Out of the lines below, please list those that hold the string "JSON".

[Extracted records]
** start **

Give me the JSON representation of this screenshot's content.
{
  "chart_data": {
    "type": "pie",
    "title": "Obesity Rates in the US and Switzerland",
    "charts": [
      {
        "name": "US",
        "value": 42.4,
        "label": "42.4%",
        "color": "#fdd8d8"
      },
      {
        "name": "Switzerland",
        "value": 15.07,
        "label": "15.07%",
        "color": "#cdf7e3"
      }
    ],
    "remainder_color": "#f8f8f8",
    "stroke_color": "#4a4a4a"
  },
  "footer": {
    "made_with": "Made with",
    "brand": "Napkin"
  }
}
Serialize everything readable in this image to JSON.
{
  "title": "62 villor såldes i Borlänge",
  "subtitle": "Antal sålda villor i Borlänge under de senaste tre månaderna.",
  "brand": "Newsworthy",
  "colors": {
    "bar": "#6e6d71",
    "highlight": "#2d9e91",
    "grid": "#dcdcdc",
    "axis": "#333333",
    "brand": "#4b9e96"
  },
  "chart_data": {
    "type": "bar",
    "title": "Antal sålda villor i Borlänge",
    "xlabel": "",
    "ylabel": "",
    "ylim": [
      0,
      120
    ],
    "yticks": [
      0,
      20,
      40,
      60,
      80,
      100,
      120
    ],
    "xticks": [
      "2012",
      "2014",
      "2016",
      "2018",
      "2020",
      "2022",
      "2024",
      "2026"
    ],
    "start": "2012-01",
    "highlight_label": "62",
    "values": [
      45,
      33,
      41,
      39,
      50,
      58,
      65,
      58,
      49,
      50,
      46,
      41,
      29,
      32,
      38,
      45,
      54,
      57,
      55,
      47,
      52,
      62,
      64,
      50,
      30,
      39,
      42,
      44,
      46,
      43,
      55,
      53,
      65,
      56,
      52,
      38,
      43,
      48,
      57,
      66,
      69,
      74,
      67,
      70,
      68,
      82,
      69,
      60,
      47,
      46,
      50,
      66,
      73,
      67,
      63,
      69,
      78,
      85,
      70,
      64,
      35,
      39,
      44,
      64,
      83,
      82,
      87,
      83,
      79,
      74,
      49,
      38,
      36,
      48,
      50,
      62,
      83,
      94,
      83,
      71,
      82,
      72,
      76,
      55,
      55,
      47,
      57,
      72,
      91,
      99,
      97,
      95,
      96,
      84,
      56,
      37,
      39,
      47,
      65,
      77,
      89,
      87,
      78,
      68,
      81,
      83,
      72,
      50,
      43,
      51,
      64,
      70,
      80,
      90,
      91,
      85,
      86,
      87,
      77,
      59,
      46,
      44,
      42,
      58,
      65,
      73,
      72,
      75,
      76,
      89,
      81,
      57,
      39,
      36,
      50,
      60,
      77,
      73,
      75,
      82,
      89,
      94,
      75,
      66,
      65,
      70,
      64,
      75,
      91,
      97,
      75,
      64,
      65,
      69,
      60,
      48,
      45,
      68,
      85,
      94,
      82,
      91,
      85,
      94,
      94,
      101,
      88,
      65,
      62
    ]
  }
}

** end **

→ **WRITTEN SOLUTION**
Give me the JSON representation of this screenshot's content.
Serialize everything readable in this image to JSON.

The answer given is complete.